═══ SUPPLIED MATERIAL ═══
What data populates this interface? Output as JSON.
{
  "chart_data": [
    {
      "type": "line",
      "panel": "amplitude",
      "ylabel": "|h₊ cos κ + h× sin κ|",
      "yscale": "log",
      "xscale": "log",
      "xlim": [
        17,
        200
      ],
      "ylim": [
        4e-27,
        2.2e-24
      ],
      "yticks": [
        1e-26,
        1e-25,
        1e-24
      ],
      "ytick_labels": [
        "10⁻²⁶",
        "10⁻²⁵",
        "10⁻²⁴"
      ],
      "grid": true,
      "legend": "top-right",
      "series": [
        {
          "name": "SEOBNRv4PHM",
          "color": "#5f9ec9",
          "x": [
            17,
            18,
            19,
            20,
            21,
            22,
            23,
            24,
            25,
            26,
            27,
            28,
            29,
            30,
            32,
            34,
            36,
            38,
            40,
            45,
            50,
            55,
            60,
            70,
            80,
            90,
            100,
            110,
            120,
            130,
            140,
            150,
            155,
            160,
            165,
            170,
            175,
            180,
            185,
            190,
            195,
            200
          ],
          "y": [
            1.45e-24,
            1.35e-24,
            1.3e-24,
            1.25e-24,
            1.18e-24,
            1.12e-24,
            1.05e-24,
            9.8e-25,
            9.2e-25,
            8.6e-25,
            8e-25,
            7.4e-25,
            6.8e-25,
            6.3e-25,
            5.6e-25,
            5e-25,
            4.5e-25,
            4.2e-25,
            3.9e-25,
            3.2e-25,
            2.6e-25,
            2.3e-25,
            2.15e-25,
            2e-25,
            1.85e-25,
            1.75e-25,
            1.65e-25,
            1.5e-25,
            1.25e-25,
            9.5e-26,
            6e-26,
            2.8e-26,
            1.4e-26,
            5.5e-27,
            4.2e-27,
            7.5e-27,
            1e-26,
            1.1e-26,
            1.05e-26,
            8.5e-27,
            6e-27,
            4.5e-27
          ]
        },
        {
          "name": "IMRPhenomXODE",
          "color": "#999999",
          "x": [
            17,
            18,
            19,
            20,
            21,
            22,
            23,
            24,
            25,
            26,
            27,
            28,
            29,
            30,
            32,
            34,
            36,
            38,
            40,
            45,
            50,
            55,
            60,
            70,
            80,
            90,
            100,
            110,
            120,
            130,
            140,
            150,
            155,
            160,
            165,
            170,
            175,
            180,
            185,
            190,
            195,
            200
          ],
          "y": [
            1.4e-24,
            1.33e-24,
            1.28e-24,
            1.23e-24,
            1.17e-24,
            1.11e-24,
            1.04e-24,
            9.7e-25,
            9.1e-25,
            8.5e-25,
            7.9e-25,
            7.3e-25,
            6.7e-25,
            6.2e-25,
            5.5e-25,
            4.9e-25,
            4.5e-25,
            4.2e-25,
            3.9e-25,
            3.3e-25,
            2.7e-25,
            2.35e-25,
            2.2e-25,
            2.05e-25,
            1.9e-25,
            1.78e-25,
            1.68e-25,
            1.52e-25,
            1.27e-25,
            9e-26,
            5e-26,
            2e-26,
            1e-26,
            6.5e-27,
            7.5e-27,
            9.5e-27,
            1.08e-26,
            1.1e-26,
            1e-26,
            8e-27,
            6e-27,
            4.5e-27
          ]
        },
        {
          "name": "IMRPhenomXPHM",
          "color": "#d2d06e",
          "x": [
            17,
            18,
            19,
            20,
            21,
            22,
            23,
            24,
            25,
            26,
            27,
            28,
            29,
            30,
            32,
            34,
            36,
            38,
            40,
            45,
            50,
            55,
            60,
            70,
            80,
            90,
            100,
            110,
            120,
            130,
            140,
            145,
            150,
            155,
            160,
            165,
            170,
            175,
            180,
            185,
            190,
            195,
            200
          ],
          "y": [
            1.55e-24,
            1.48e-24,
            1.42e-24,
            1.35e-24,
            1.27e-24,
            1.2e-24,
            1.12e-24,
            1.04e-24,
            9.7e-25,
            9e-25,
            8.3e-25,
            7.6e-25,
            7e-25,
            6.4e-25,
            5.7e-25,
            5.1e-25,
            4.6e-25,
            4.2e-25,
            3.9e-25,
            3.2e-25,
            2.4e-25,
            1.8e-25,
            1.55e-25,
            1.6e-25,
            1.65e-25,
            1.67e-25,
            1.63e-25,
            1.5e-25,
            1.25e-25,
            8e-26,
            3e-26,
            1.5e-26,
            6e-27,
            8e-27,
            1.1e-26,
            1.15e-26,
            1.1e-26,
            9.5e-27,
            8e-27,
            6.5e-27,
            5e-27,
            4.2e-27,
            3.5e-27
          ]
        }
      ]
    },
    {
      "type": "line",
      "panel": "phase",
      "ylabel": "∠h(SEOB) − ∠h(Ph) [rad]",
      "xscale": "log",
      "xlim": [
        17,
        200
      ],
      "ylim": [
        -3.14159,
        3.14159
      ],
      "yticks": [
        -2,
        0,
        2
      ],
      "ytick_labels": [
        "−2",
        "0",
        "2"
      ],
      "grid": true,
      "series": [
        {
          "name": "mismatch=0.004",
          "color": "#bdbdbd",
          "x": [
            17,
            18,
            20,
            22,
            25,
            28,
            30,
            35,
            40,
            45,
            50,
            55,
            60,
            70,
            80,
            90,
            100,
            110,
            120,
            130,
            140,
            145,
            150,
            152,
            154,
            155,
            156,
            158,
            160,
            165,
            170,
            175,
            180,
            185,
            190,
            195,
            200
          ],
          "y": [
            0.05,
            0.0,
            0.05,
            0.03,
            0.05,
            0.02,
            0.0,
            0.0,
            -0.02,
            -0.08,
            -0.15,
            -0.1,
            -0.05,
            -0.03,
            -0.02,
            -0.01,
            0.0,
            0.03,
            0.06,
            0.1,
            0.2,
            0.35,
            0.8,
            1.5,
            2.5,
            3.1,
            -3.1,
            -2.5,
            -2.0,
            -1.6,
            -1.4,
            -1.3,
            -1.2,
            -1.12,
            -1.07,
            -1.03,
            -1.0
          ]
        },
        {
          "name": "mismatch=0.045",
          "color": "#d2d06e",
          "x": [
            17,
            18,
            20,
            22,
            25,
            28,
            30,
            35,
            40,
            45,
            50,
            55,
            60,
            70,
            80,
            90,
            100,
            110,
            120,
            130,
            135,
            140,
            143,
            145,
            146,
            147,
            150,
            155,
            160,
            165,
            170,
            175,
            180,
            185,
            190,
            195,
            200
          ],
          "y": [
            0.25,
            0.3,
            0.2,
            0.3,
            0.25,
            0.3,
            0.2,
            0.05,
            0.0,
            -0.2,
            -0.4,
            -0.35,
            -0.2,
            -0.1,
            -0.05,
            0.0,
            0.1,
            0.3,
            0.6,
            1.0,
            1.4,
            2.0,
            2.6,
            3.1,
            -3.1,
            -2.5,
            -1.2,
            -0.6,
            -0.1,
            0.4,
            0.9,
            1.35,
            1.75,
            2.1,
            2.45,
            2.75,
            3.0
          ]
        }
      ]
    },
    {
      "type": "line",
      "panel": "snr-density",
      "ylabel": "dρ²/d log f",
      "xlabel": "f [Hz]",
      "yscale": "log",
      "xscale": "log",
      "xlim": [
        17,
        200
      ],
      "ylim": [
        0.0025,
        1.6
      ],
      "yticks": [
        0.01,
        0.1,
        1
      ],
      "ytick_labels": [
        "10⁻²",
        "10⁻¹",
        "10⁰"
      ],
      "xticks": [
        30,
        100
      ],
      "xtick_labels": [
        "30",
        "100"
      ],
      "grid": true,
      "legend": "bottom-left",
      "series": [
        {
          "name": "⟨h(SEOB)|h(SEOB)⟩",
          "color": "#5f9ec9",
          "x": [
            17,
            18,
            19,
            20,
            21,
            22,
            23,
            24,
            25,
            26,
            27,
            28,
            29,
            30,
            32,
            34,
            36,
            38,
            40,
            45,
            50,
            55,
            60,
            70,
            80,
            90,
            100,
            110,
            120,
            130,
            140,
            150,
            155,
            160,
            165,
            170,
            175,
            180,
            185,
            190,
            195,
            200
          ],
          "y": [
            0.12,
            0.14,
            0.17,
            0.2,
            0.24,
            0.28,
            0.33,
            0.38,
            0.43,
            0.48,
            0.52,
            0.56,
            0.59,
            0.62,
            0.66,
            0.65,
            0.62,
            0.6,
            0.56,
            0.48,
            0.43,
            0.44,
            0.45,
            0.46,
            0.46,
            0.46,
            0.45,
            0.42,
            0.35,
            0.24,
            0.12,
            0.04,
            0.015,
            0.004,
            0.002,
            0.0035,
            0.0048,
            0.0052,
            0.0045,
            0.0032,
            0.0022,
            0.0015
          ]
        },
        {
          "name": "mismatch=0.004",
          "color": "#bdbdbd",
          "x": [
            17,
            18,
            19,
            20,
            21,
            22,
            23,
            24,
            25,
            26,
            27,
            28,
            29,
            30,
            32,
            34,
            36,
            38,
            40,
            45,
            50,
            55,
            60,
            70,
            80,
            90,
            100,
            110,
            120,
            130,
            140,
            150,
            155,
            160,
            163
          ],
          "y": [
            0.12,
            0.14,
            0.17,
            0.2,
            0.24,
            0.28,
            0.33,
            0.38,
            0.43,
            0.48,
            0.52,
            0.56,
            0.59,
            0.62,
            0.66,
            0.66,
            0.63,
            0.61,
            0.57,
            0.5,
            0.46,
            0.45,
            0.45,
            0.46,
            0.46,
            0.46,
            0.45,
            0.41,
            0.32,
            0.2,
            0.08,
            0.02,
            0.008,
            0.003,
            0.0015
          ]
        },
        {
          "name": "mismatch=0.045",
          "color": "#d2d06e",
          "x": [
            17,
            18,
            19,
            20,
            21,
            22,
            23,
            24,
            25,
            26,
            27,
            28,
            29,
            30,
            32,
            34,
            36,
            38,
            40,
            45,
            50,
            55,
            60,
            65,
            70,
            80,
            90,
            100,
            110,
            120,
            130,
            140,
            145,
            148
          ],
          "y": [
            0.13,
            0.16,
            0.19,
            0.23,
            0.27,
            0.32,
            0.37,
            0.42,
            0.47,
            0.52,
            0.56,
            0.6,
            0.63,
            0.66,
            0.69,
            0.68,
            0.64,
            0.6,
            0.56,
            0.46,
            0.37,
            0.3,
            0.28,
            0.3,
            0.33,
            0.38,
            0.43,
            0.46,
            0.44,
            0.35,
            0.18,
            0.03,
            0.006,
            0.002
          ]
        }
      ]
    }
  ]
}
═══
Find every line with "name" in the listing and state how many there are, nothing else.

RESULT OF THE EXERCISE >> 8